* [Task statement]
What is the number of lines containing the word "name"? Please answer with that number and nothing more.

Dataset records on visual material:

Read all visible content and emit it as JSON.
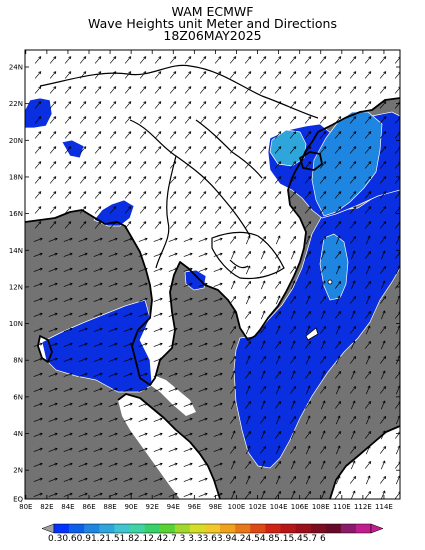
{
  "header": {
    "line1": "WAM ECMWF",
    "line2": "Wave Heights unit Meter and Directions",
    "line3": "18Z06MAY2025"
  },
  "map": {
    "x_ticks": [
      "80E",
      "82E",
      "84E",
      "86E",
      "88E",
      "90E",
      "92E",
      "94E",
      "96E",
      "98E",
      "100E",
      "102E",
      "104E",
      "106E",
      "108E",
      "110E",
      "112E",
      "114E"
    ],
    "y_ticks": [
      "24N",
      "22N",
      "20N",
      "18N",
      "16N",
      "14N",
      "12N",
      "10N",
      "8N",
      "6N",
      "4N",
      "2N",
      "EQ"
    ],
    "land_color": "#ffffff",
    "nodata_color": "#737373",
    "grid": false
  },
  "colorbar": {
    "labels": "0.30.60.91.21.51.82.12.42.7 3 3.33.63.94.24.54.85.15.45.7 6",
    "colors": [
      "#0033ff",
      "#0c5fe8",
      "#1e85e0",
      "#2ea6dc",
      "#3fc4d0",
      "#3fd4a6",
      "#37d06a",
      "#58d234",
      "#a0d92c",
      "#d4dd28",
      "#f0c82a",
      "#f0a21f",
      "#e8771a",
      "#de4a16",
      "#cf2315",
      "#b71618",
      "#9a0f1b",
      "#7d0c20",
      "#660a28",
      "#8a1a6a",
      "#c21d8e"
    ],
    "arrow_left": "#a0a0a0",
    "arrow_right": "#c21d8e"
  }
}
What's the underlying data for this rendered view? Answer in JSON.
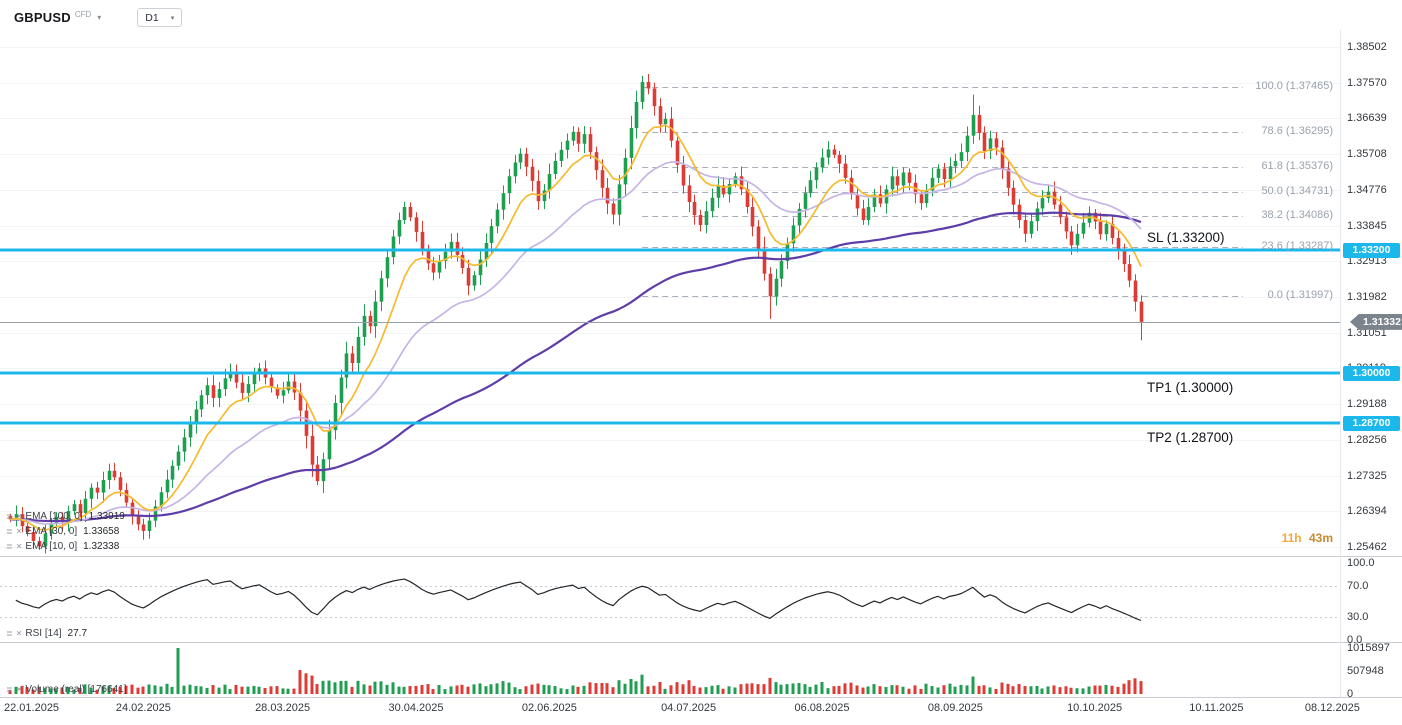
{
  "header": {
    "symbol": "GBPUSD",
    "instrument_type": "CFD",
    "timeframe": "D1"
  },
  "colors": {
    "up": "#1f9d51",
    "down": "#dd3b35",
    "ema10": "#f5bb2e",
    "ema30": "#c6b5e4",
    "ema100": "#5e3da8",
    "trade_line": "#1cb8ec",
    "fib_line": "#a9afb8",
    "rsi_line": "#22262a",
    "current_price_line": "#999fa6",
    "current_price_badge": "#7b838d"
  },
  "price_axis": {
    "labels": [
      "1.38502",
      "1.37570",
      "1.36639",
      "1.35708",
      "1.34776",
      "1.33845",
      "1.32913",
      "1.31982",
      "1.31051",
      "1.30119",
      "1.29188",
      "1.28256",
      "1.27325",
      "1.26394",
      "1.25462"
    ]
  },
  "time_axis": {
    "labels": [
      "22.01.2025",
      "24.02.2025",
      "28.03.2025",
      "30.04.2025",
      "02.06.2025",
      "04.07.2025",
      "06.08.2025",
      "08.09.2025",
      "10.10.2025",
      "10.11.2025",
      "08.12.2025"
    ],
    "tick_indices": [
      0,
      23,
      47,
      70,
      93,
      117,
      140,
      163,
      187,
      208,
      228
    ]
  },
  "fibonacci": {
    "levels": [
      {
        "label": "100.0 (1.37465)",
        "price": 1.37465
      },
      {
        "label": "78.6 (1.36295)",
        "price": 1.36295
      },
      {
        "label": "61.8 (1.35376)",
        "price": 1.35376
      },
      {
        "label": "50.0 (1.34731)",
        "price": 1.34731
      },
      {
        "label": "38.2 (1.34086)",
        "price": 1.34086
      },
      {
        "label": "23.6 (1.33287)",
        "price": 1.33287
      },
      {
        "label": "0.0 (1.31997)",
        "price": 1.31997
      }
    ]
  },
  "trade_levels": [
    {
      "name": "SL",
      "label": "SL (1.33200)",
      "price": 1.332,
      "badge": "1.33200"
    },
    {
      "name": "TP1",
      "label": "TP1 (1.30000)",
      "price": 1.3,
      "badge": "1.30000"
    },
    {
      "name": "TP2",
      "label": "TP2 (1.28700)",
      "price": 1.287,
      "badge": "1.28700"
    }
  ],
  "current_price": {
    "value": 1.31332,
    "badge": "1.31332"
  },
  "countdown": {
    "hours": "11h",
    "minutes": "43m"
  },
  "indicators": {
    "ema": [
      {
        "label": "EMA [100, 0]",
        "value": "1.33919"
      },
      {
        "label": "EMA [30, 0]",
        "value": "1.33658"
      },
      {
        "label": "EMA [10, 0]",
        "value": "1.32338"
      }
    ],
    "rsi": {
      "label": "RSI [14]",
      "value": "27.7",
      "axis_labels": [
        "100.0",
        "70.0",
        "30.0",
        "0.0"
      ],
      "levels": [
        70,
        30
      ]
    },
    "volume": {
      "label": "Volume (real) [176641]",
      "axis_labels": [
        "1015897",
        "507948",
        "0"
      ],
      "max": 1015897
    }
  },
  "chart_data": {
    "type": "candlestick",
    "symbol": "GBPUSD",
    "timeframe": "D1",
    "x_start": "22.01.2025",
    "x_end_visible": "08.12.2025",
    "y_min": 1.25462,
    "y_max": 1.38502,
    "closes": [
      1.2618,
      1.2632,
      1.2601,
      1.2585,
      1.2562,
      1.2548,
      1.2581,
      1.2609,
      1.2625,
      1.2611,
      1.264,
      1.2658,
      1.2635,
      1.2672,
      1.2701,
      1.2688,
      1.2721,
      1.2745,
      1.2728,
      1.2695,
      1.2662,
      1.2628,
      1.2605,
      1.2588,
      1.2615,
      1.2652,
      1.2689,
      1.2722,
      1.2758,
      1.2795,
      1.2832,
      1.2868,
      1.2905,
      1.2942,
      1.2968,
      1.2935,
      1.2958,
      1.2986,
      1.3004,
      1.2975,
      1.2948,
      1.2971,
      1.2996,
      1.3012,
      1.2988,
      1.2962,
      1.2941,
      1.2955,
      1.2978,
      1.2949,
      1.2902,
      1.2836,
      1.2761,
      1.2718,
      1.2775,
      1.2851,
      1.2922,
      1.2988,
      1.3051,
      1.3026,
      1.3094,
      1.3149,
      1.3122,
      1.3186,
      1.3247,
      1.3302,
      1.3356,
      1.3399,
      1.3433,
      1.3406,
      1.3368,
      1.3321,
      1.3286,
      1.3262,
      1.3292,
      1.3316,
      1.3342,
      1.3308,
      1.3274,
      1.3228,
      1.3255,
      1.3296,
      1.3339,
      1.3383,
      1.3426,
      1.3469,
      1.3513,
      1.3549,
      1.3572,
      1.3538,
      1.3501,
      1.3448,
      1.3476,
      1.3519,
      1.3553,
      1.3582,
      1.3606,
      1.3629,
      1.3598,
      1.3623,
      1.3576,
      1.3529,
      1.3483,
      1.3442,
      1.3413,
      1.3492,
      1.3561,
      1.3639,
      1.3707,
      1.3759,
      1.3742,
      1.3696,
      1.3649,
      1.3663,
      1.3606,
      1.3543,
      1.3489,
      1.3446,
      1.3412,
      1.3386,
      1.3422,
      1.3457,
      1.3489,
      1.3466,
      1.3493,
      1.3513,
      1.3479,
      1.3433,
      1.3382,
      1.3323,
      1.3259,
      1.32,
      1.3246,
      1.3292,
      1.3338,
      1.3385,
      1.3428,
      1.3469,
      1.3503,
      1.3536,
      1.3562,
      1.3583,
      1.3569,
      1.3546,
      1.3509,
      1.3466,
      1.3429,
      1.3399,
      1.3433,
      1.3466,
      1.3442,
      1.3479,
      1.3513,
      1.3489,
      1.3523,
      1.3496,
      1.3466,
      1.3443,
      1.3476,
      1.3509,
      1.3533,
      1.3506,
      1.3539,
      1.3553,
      1.3576,
      1.3619,
      1.3673,
      1.3626,
      1.3579,
      1.3612,
      1.3588,
      1.3533,
      1.3483,
      1.3439,
      1.3399,
      1.3363,
      1.3396,
      1.3429,
      1.3456,
      1.3473,
      1.3439,
      1.3406,
      1.3369,
      1.3333,
      1.3363,
      1.3392,
      1.3418,
      1.3395,
      1.3362,
      1.3389,
      1.3352,
      1.3321,
      1.3284,
      1.3241,
      1.3186,
      1.31332
    ],
    "wick_extremes": {
      "53": {
        "low": 1.2708
      },
      "109": {
        "high": 1.3775
      },
      "131": {
        "low": 1.3141
      },
      "166": {
        "high": 1.3726
      },
      "195": {
        "low": 1.3085
      }
    },
    "volume_spikes": {
      "29": 1,
      "50": 0.52,
      "51": 0.45,
      "52": 0.4,
      "85": 0.28,
      "105": 0.3,
      "109": 0.42,
      "117": 0.3,
      "131": 0.35,
      "140": 0.26,
      "166": 0.38,
      "193": 0.3,
      "194": 0.34,
      "195": 0.28
    },
    "overlays": [
      {
        "name": "EMA 10",
        "color": "#f5bb2e"
      },
      {
        "name": "EMA 30",
        "color": "#c6b5e4"
      },
      {
        "name": "EMA 100",
        "color": "#5e3da8"
      }
    ],
    "sub_panels": [
      {
        "name": "RSI",
        "period": 14,
        "last_value": 27.7,
        "levels": [
          70,
          30
        ],
        "range": [
          0,
          100
        ]
      },
      {
        "name": "Volume",
        "max": 1015897
      }
    ],
    "key_points": {
      "swing_high": 1.37465,
      "swing_low": 1.31997,
      "current": 1.31332,
      "sl": 1.332,
      "tp1": 1.3,
      "tp2": 1.287
    }
  }
}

* [Expected answer]
8